=== Dataset records ===

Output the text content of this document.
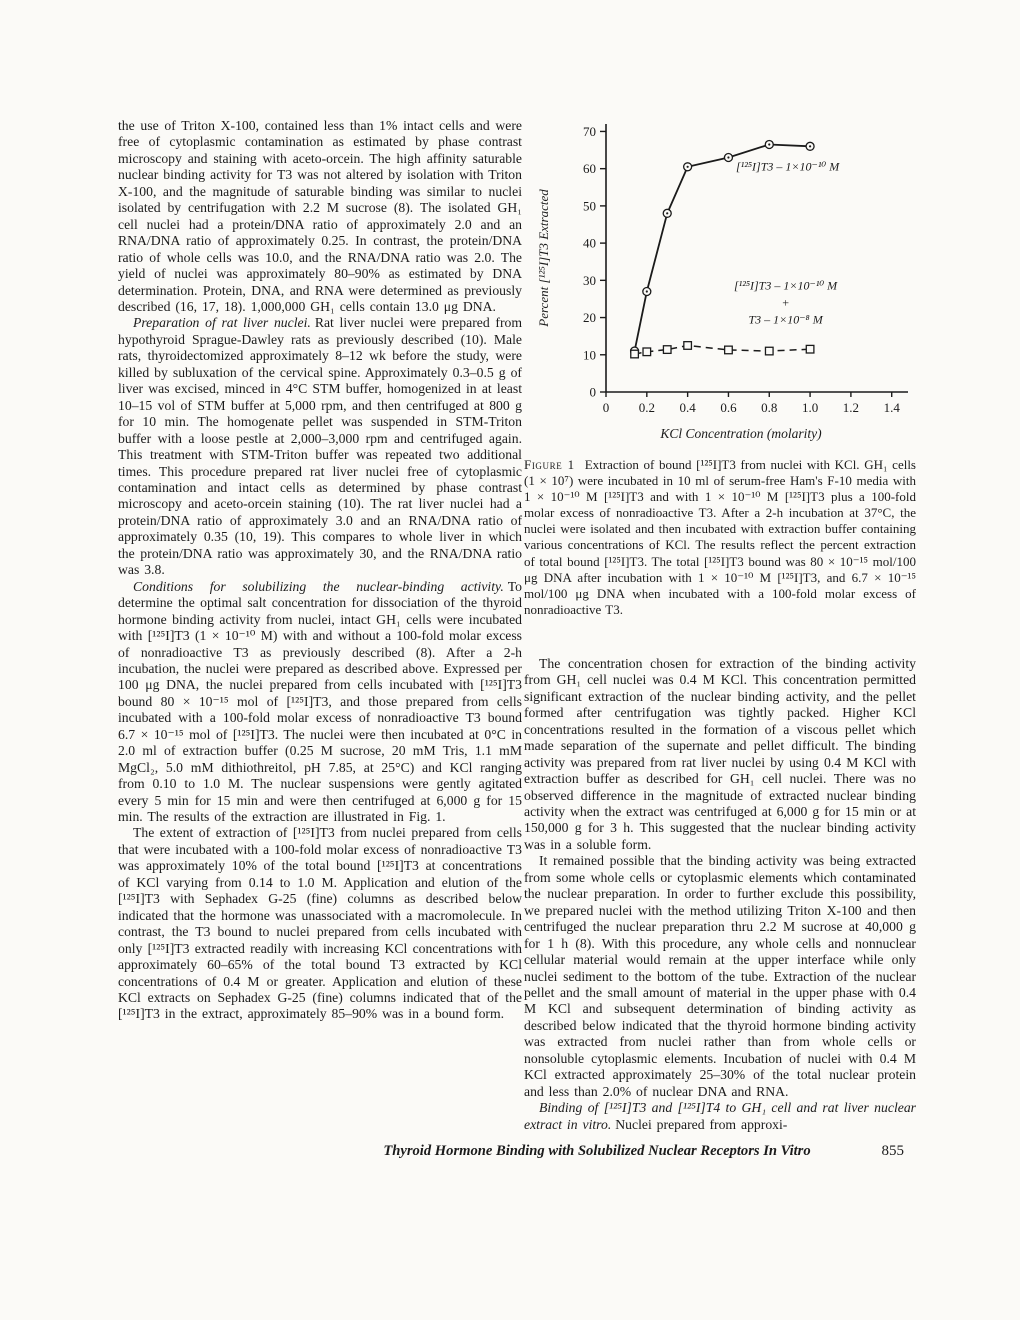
the use of Triton X-100, contained less than 1% intact cells and were free of cytoplasmic contamination as estimated by phase contrast microscopy and staining with aceto-orcein. The high affinity saturable nuclear binding activity for T3 was not altered by isolation with Triton X-100, and the magnitude of saturable binding was similar to nuclei isolated by centrifugation with 2.2 M sucrose (8). The isolated GH₁ cell nuclei had a protein/DNA ratio of approximately 2.0 and an RNA/DNA ratio of approximately 0.25. In contrast, the protein/DNA ratio of whole cells was 10.0, and the RNA/DNA ratio was 2.0. The yield of nuclei was approximately 80–90% as estimated by DNA determination. Protein, DNA, and RNA were determined as previously described (16, 17, 18). 1,000,000 GH₁ cells contain 13.0 μg DNA.

Preparation of rat liver nuclei. Rat liver nuclei were prepared from hypothyroid Sprague-Dawley rats as previously described (10). Male rats, thyroidectomized approximately 8–12 wk before the study, were killed by subluxation of the cervical spine. Approximately 0.3–0.5 g of liver was excised, minced in 4°C STM buffer, homogenized in at least 10–15 vol of STM buffer at 5,000 rpm, and then centrifuged at 800 g for 10 min. The homogenate pellet was suspended in STM-Triton buffer with a loose pestle at 2,000–3,000 rpm and centrifuged again. This treatment with STM-Triton buffer was repeated two additional times. This procedure prepared rat liver nuclei free of cytoplasmic contamination and intact cells as determined by phase contrast microscopy and aceto-orcein staining (10). The rat liver nuclei had a protein/DNA ratio of approximately 3.0 and an RNA/DNA ratio of approximately 0.35 (10, 19). This compares to whole liver in which the protein/DNA ratio was approximately 30, and the RNA/DNA ratio was 3.8.

Conditions for solubilizing the nuclear-binding activity. To determine the optimal salt concentration for dissociation of the thyroid hormone binding activity from nuclei, intact GH₁ cells were incubated with [¹²⁵I]T3 (1 × 10⁻¹⁰ M) with and without a 100-fold molar excess of nonradioactive T3 as previously described (8). After a 2-h incubation, the nuclei were prepared as described above. Expressed per 100 μg DNA, the nuclei prepared from cells incubated with [¹²⁵I]T3 bound 80 × 10⁻¹⁵ mol of [¹²⁵I]T3, and those prepared from cells incubated with a 100-fold molar excess of nonradioactive T3 bound 6.7 × 10⁻¹⁵ mol of [¹²⁵I]T3. The nuclei were then incubated at 0°C in 2.0 ml of extraction buffer (0.25 M sucrose, 20 mM Tris, 1.1 mM MgCl₂, 5.0 mM dithiothreitol, pH 7.85, at 25°C) and KCl ranging from 0.10 to 1.0 M. The nuclear suspensions were gently agitated every 5 min for 15 min and were then centrifuged at 6,000 g for 15 min. The results of the extraction are illustrated in Fig. 1.

The extent of extraction of [¹²⁵I]T3 from nuclei prepared from cells that were incubated with a 100-fold molar excess of nonradioactive T3 was approximately 10% of the total bound [¹²⁵I]T3 at concentrations of KCl varying from 0.14 to 1.0 M. Application and elution of the [¹²⁵I]T3 with Sephadex G-25 (fine) columns as described below indicated that the hormone was unassociated with a macromolecule. In contrast, the T3 bound to nuclei prepared from cells incubated with only [¹²⁵I]T3 extracted readily with increasing KCl concentrations with approximately 60–65% of the total bound T3 extracted by KCl concentrations of 0.4 M or greater. Application and elution of these KCl extracts on Sephadex G-25 (fine) columns indicated that of the [¹²⁵I]T3 in the extract, approximately 85–90% was in a bound form.

0 0.2 0.4 0.6 0.8 1.0 1.2 1.4
0
10
20
30
40
50
60
70
[¹²⁵I]T3 – 1×10⁻¹⁰ M
[¹²⁵I]T3 – 1×10⁻¹⁰ M
+
T3 – 1×10⁻⁸ M
KCl Concentration (molarity)
Percent [¹²⁵I]T3 Extracted
Figure 1 Extraction of bound [¹²⁵I]T3 from nuclei with KCl. GH₁ cells (1 × 10⁷) were incubated in 10 ml of serum-free Ham's F-10 media with 1 × 10⁻¹⁰ M [¹²⁵I]T3 and with 1 × 10⁻¹⁰ M [¹²⁵I]T3 plus a 100-fold molar excess of nonradioactive T3. After a 2-h incubation at 37°C, the nuclei were isolated and then incubated with extraction buffer containing various concentrations of KCl. The results reflect the percent extraction of total bound [¹²⁵I]T3. The total [¹²⁵I]T3 bound was 80 × 10⁻¹⁵ mol/100 μg DNA after incubation with 1 × 10⁻¹⁰ M [¹²⁵I]T3, and 6.7 × 10⁻¹⁵ mol/100 μg DNA when incubated with a 100-fold molar excess of nonradioactive T3.

The concentration chosen for extraction of the binding activity from GH₁ cell nuclei was 0.4 M KCl. This concentration permitted significant extraction of the nuclear binding activity, and the pellet formed after centrifugation was tightly packed. Higher KCl concentrations resulted in the formation of a viscous pellet which made separation of the supernate and pellet difficult. The binding activity was prepared from rat liver nuclei by using 0.4 M KCl with extraction buffer as described for GH₁ cell nuclei. There was no observed difference in the magnitude of extracted nuclear binding activity when the extract was centrifuged at 6,000 g for 15 min or at 150,000 g for 3 h. This suggested that the nuclear binding activity was in a soluble form.

It remained possible that the binding activity was being extracted from some whole cells or cytoplasmic elements which contaminated the nuclear preparation. In order to further exclude this possibility, we prepared nuclei with the method utilizing Triton X-100 and then centrifuged the nuclear preparation thru 2.2 M sucrose at 40,000 g for 1 h (8). With this procedure, any whole cells and nonnuclear cellular material would remain at the upper interface while only nuclei sediment to the bottom of the tube. Extraction of the nuclear pellet and the small amount of material in the upper phase with 0.4 M KCl and subsequent determination of binding activity as described below indicated that the thyroid hormone binding activity was extracted from nuclei rather than from whole cells or nonsoluble cytoplasmic elements. Incubation of nuclei with 0.4 M KCl extracted approximately 25–30% of the total nuclear protein and less than 2.0% of nuclear DNA and RNA.

Binding of [¹²⁵I]T3 and [¹²⁵I]T4 to GH₁ cell and rat liver nuclear extract in vitro. Nuclei prepared from approxi-

Thyroid Hormone Binding with Solubilized Nuclear Receptors In Vitro	855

===

Action item: Could you reproduce the records above exactly, leaving out every picture?

Output of the exercise:
Output the text content of this document.
the use of Triton X-100, contained less than 1% intact cells and were free of cytoplasmic contamination as estimated by phase contrast microscopy and staining with aceto-orcein. The high affinity saturable nuclear binding activity for T3 was not altered by isolation with Triton X-100, and the magnitude of saturable binding was similar to nuclei isolated by centrifugation with 2.2 M sucrose (8). The isolated GH₁ cell nuclei had a protein/DNA ratio of approximately 2.0 and an RNA/DNA ratio of approximately 0.25. In contrast, the protein/DNA ratio of whole cells was 10.0, and the RNA/DNA ratio was 2.0. The yield of nuclei was approximately 80–90% as estimated by DNA determination. Protein, DNA, and RNA were determined as previously described (16, 17, 18). 1,000,000 GH₁ cells contain 13.0 μg DNA.

Preparation of rat liver nuclei. Rat liver nuclei were prepared from hypothyroid Sprague-Dawley rats as previously described (10). Male rats, thyroidectomized approximately 8–12 wk before the study, were killed by subluxation of the cervical spine. Approximately 0.3–0.5 g of liver was excised, minced in 4°C STM buffer, homogenized in at least 10–15 vol of STM buffer at 5,000 rpm, and then centrifuged at 800 g for 10 min. The homogenate pellet was suspended in STM-Triton buffer with a loose pestle at 2,000–3,000 rpm and centrifuged again. This treatment with STM-Triton buffer was repeated two additional times. This procedure prepared rat liver nuclei free of cytoplasmic contamination and intact cells as determined by phase contrast microscopy and aceto-orcein staining (10). The rat liver nuclei had a protein/DNA ratio of approximately 3.0 and an RNA/DNA ratio of approximately 0.35 (10, 19). This compares to whole liver in which the protein/DNA ratio was approximately 30, and the RNA/DNA ratio was 3.8.

Conditions for solubilizing the nuclear-binding activity. To determine the optimal salt concentration for dissociation of the thyroid hormone binding activity from nuclei, intact GH₁ cells were incubated with [¹²⁵I]T3 (1 × 10⁻¹⁰ M) with and without a 100-fold molar excess of nonradioactive T3 as previously described (8). After a 2-h incubation, the nuclei were prepared as described above. Expressed per 100 μg DNA, the nuclei prepared from cells incubated with [¹²⁵I]T3 bound 80 × 10⁻¹⁵ mol of [¹²⁵I]T3, and those prepared from cells incubated with a 100-fold molar excess of nonradioactive T3 bound 6.7 × 10⁻¹⁵ mol of [¹²⁵I]T3. The nuclei were then incubated at 0°C in 2.0 ml of extraction buffer (0.25 M sucrose, 20 mM Tris, 1.1 mM MgCl₂, 5.0 mM dithiothreitol, pH 7.85, at 25°C) and KCl ranging from 0.10 to 1.0 M. The nuclear suspensions were gently agitated every 5 min for 15 min and were then centrifuged at 6,000 g for 15 min. The results of the extraction are illustrated in Fig. 1.

The extent of extraction of [¹²⁵I]T3 from nuclei prepared from cells that were incubated with a 100-fold molar excess of nonradioactive T3 was approximately 10% of the total bound [¹²⁵I]T3 at concentrations of KCl varying from 0.14 to 1.0 M. Application and elution of the [¹²⁵I]T3 with Sephadex G-25 (fine) columns as described below indicated that the hormone was unassociated with a macromolecule. In contrast, the T3 bound to nuclei prepared from cells incubated with only [¹²⁵I]T3 extracted readily with increasing KCl concentrations with approximately 60–65% of the total bound T3 extracted by KCl concentrations of 0.4 M or greater. Application and elution of these KCl extracts on Sephadex G-25 (fine) columns indicated that of the [¹²⁵I]T3 in the extract, approximately 85–90% was in a bound form.

0 0.2 0.4 0.6 0.8 1.0 1.2 1.4
0
10
20
30
40
50
60
70
[¹²⁵I]T3 – 1×10⁻¹⁰ M
[¹²⁵I]T3 – 1×10⁻¹⁰ M
+
T3 – 1×10⁻⁸ M
KCl Concentration (molarity)
Percent [¹²⁵I]T3 Extracted
Figure 1 Extraction of bound [¹²⁵I]T3 from nuclei with KCl. GH₁ cells (1 × 10⁷) were incubated in 10 ml of serum-free Ham's F-10 media with 1 × 10⁻¹⁰ M [¹²⁵I]T3 and with 1 × 10⁻¹⁰ M [¹²⁵I]T3 plus a 100-fold molar excess of nonradioactive T3. After a 2-h incubation at 37°C, the nuclei were isolated and then incubated with extraction buffer containing various concentrations of KCl. The results reflect the percent extraction of total bound [¹²⁵I]T3. The total [¹²⁵I]T3 bound was 80 × 10⁻¹⁵ mol/100 μg DNA after incubation with 1 × 10⁻¹⁰ M [¹²⁵I]T3, and 6.7 × 10⁻¹⁵ mol/100 μg DNA when incubated with a 100-fold molar excess of nonradioactive T3.

The concentration chosen for extraction of the binding activity from GH₁ cell nuclei was 0.4 M KCl. This concentration permitted significant extraction of the nuclear binding activity, and the pellet formed after centrifugation was tightly packed. Higher KCl concentrations resulted in the formation of a viscous pellet which made separation of the supernate and pellet difficult. The binding activity was prepared from rat liver nuclei by using 0.4 M KCl with extraction buffer as described for GH₁ cell nuclei. There was no observed difference in the magnitude of extracted nuclear binding activity when the extract was centrifuged at 6,000 g for 15 min or at 150,000 g for 3 h. This suggested that the nuclear binding activity was in a soluble form.

It remained possible that the binding activity was being extracted from some whole cells or cytoplasmic elements which contaminated the nuclear preparation. In order to further exclude this possibility, we prepared nuclei with the method utilizing Triton X-100 and then centrifuged the nuclear preparation thru 2.2 M sucrose at 40,000 g for 1 h (8). With this procedure, any whole cells and nonnuclear cellular material would remain at the upper interface while only nuclei sediment to the bottom of the tube. Extraction of the nuclear pellet and the small amount of material in the upper phase with 0.4 M KCl and subsequent determination of binding activity as described below indicated that the thyroid hormone binding activity was extracted from nuclei rather than from whole cells or nonsoluble cytoplasmic elements. Incubation of nuclei with 0.4 M KCl extracted approximately 25–30% of the total nuclear protein and less than 2.0% of nuclear DNA and RNA.

Binding of [¹²⁵I]T3 and [¹²⁵I]T4 to GH₁ cell and rat liver nuclear extract in vitro. Nuclei prepared from approxi-

Thyroid Hormone Binding with Solubilized Nuclear Receptors In Vitro	855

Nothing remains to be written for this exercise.